- ROWS:
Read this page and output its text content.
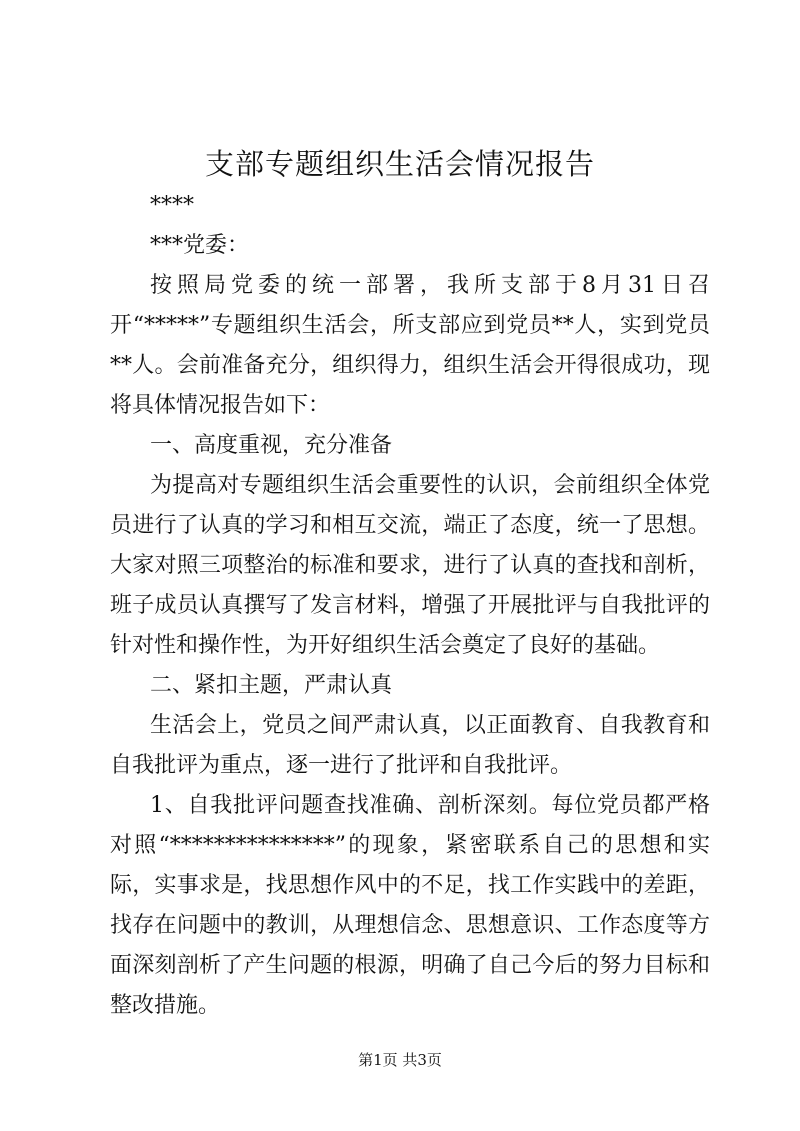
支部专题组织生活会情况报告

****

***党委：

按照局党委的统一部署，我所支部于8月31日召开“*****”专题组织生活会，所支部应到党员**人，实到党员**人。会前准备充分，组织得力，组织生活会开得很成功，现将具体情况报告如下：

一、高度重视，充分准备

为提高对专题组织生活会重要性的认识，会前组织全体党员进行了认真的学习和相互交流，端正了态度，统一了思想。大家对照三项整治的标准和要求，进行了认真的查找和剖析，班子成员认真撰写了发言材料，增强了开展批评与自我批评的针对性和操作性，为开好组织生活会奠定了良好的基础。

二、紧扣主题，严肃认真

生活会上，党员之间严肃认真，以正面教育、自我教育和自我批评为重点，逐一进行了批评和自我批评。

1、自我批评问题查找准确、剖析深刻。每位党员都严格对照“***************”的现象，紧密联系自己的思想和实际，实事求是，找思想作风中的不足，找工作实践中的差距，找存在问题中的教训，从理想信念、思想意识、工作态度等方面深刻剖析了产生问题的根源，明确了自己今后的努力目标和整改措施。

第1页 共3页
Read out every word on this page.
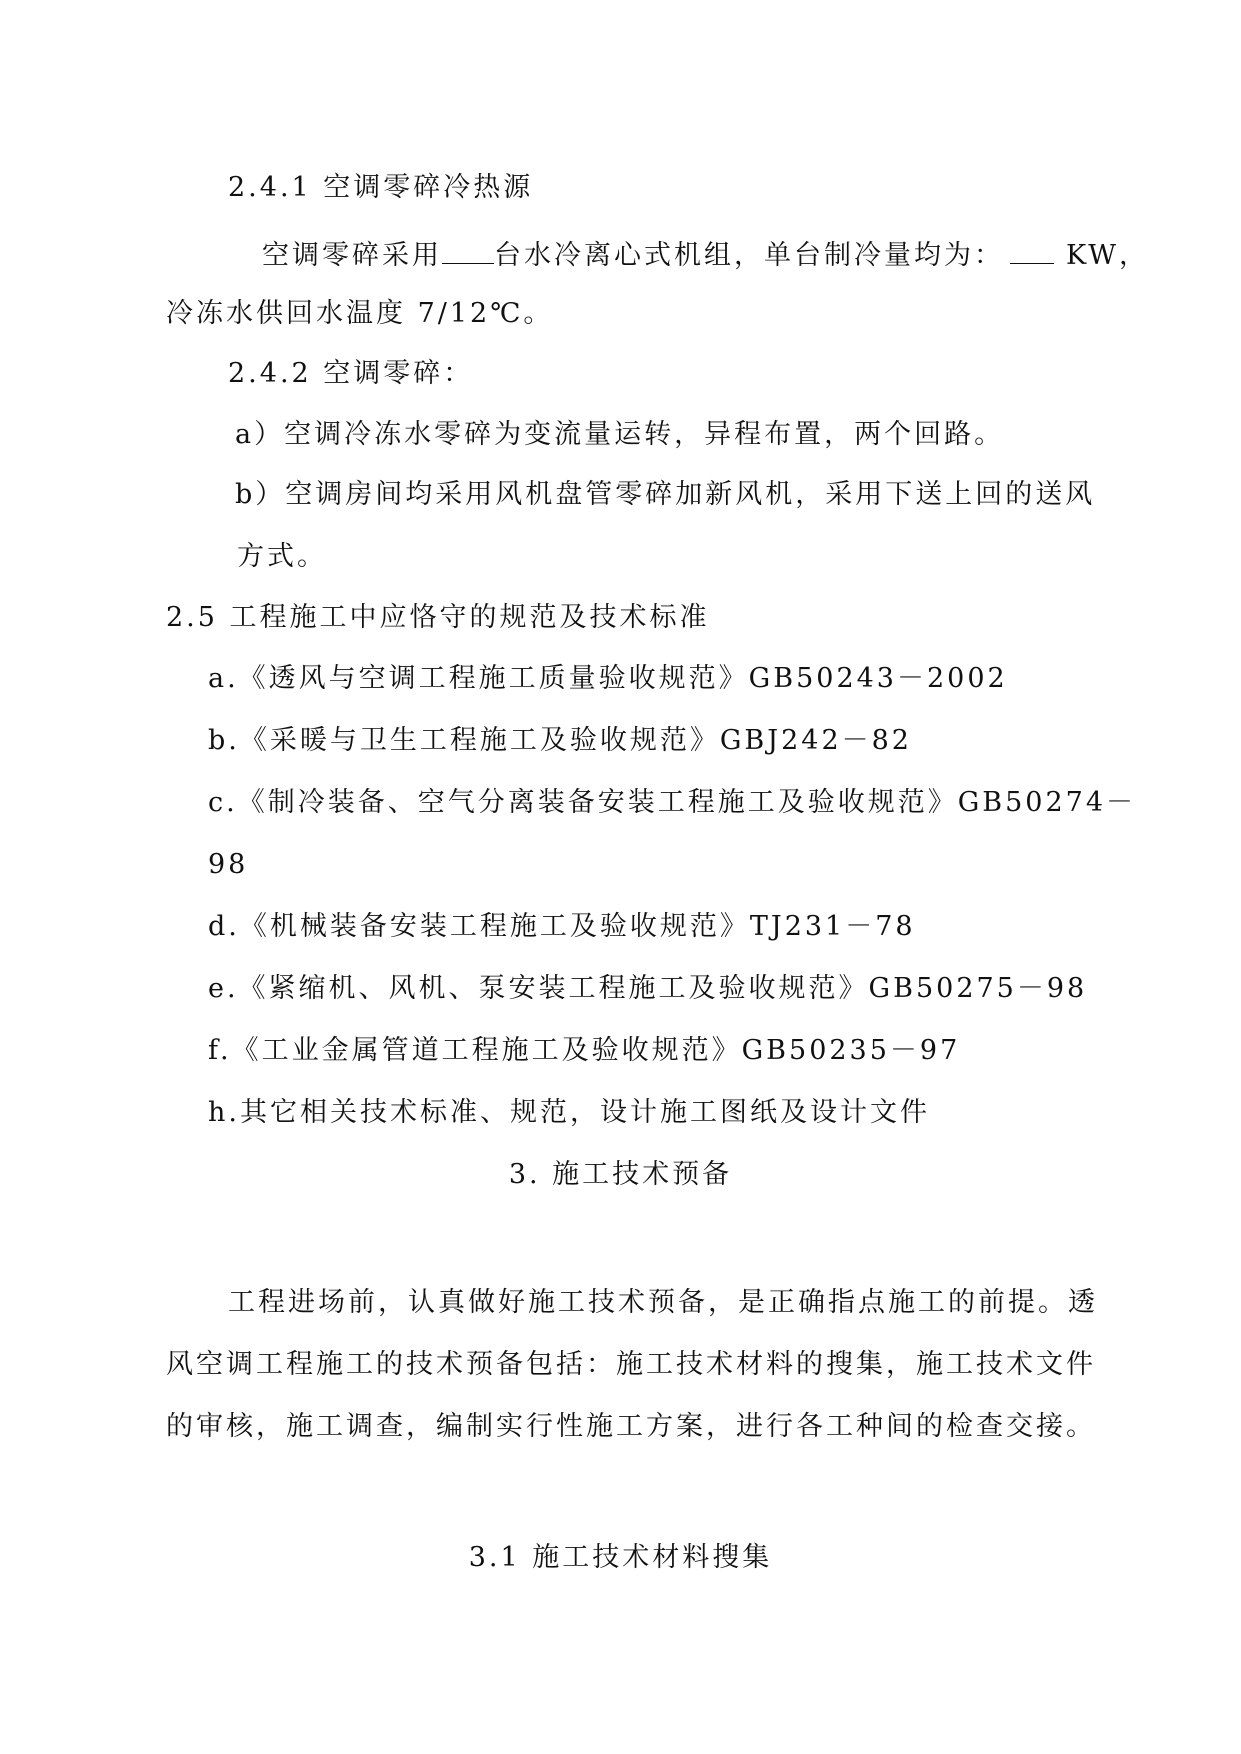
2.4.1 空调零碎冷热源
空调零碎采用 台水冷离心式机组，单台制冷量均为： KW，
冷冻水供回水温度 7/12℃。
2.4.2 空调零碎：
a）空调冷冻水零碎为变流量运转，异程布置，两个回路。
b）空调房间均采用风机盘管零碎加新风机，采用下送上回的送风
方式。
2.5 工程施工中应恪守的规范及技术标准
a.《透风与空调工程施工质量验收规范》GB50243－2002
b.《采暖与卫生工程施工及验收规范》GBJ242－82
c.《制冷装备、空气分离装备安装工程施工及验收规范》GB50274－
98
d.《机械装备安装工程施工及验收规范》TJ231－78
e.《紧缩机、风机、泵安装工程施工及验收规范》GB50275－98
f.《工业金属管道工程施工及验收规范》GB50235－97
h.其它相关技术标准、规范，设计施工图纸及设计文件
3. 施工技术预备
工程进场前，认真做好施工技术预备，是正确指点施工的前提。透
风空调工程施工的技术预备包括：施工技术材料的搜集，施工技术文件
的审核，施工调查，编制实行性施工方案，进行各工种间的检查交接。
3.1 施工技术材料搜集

- DIRECTIONS FOR THIS TASK:
Strip out the images, then output the records above word for word.

- TASK RESPONSE:
Read this page and output its text content.
支部专题组织生活会情况报告

****

***党委：

按照局党委的统一部署，我所支部于8月31日召开“*****”专题组织生活会，所支部应到党员**人，实到党员**人。会前准备充分，组织得力，组织生活会开得很成功，现将具体情况报告如下：

一、高度重视，充分准备

为提高对专题组织生活会重要性的认识，会前组织全体党员进行了认真的学习和相互交流，端正了态度，统一了思想。大家对照三项整治的标准和要求，进行了认真的查找和剖析，班子成员认真撰写了发言材料，增强了开展批评与自我批评的针对性和操作性，为开好组织生活会奠定了良好的基础。

二、紧扣主题，严肃认真

生活会上，党员之间严肃认真，以正面教育、自我教育和自我批评为重点，逐一进行了批评和自我批评。

1、自我批评问题查找准确、剖析深刻。每位党员都严格对照“***************”的现象，紧密联系自己的思想和实际，实事求是，找思想作风中的不足，找工作实践中的差距，找存在问题中的教训，从理想信念、思想意识、工作态度等方面深刻剖析了产生问题的根源，明确了自己今后的努力目标和整改措施。

第1页 共3页
Read out every word on this page.
2.4.1 空调零碎冷热源
空调零碎采用 台水冷离心式机组，单台制冷量均为： KW，
冷冻水供回水温度 7/12℃。
2.4.2 空调零碎：
a）空调冷冻水零碎为变流量运转，异程布置，两个回路。
b）空调房间均采用风机盘管零碎加新风机，采用下送上回的送风
方式。
2.5 工程施工中应恪守的规范及技术标准
a.《透风与空调工程施工质量验收规范》GB50243－2002
b.《采暖与卫生工程施工及验收规范》GBJ242－82
c.《制冷装备、空气分离装备安装工程施工及验收规范》GB50274－
98
d.《机械装备安装工程施工及验收规范》TJ231－78
e.《紧缩机、风机、泵安装工程施工及验收规范》GB50275－98
f.《工业金属管道工程施工及验收规范》GB50235－97
h.其它相关技术标准、规范，设计施工图纸及设计文件
3. 施工技术预备
工程进场前，认真做好施工技术预备，是正确指点施工的前提。透
风空调工程施工的技术预备包括：施工技术材料的搜集，施工技术文件
的审核，施工调查，编制实行性施工方案，进行各工种间的检查交接。
3.1 施工技术材料搜集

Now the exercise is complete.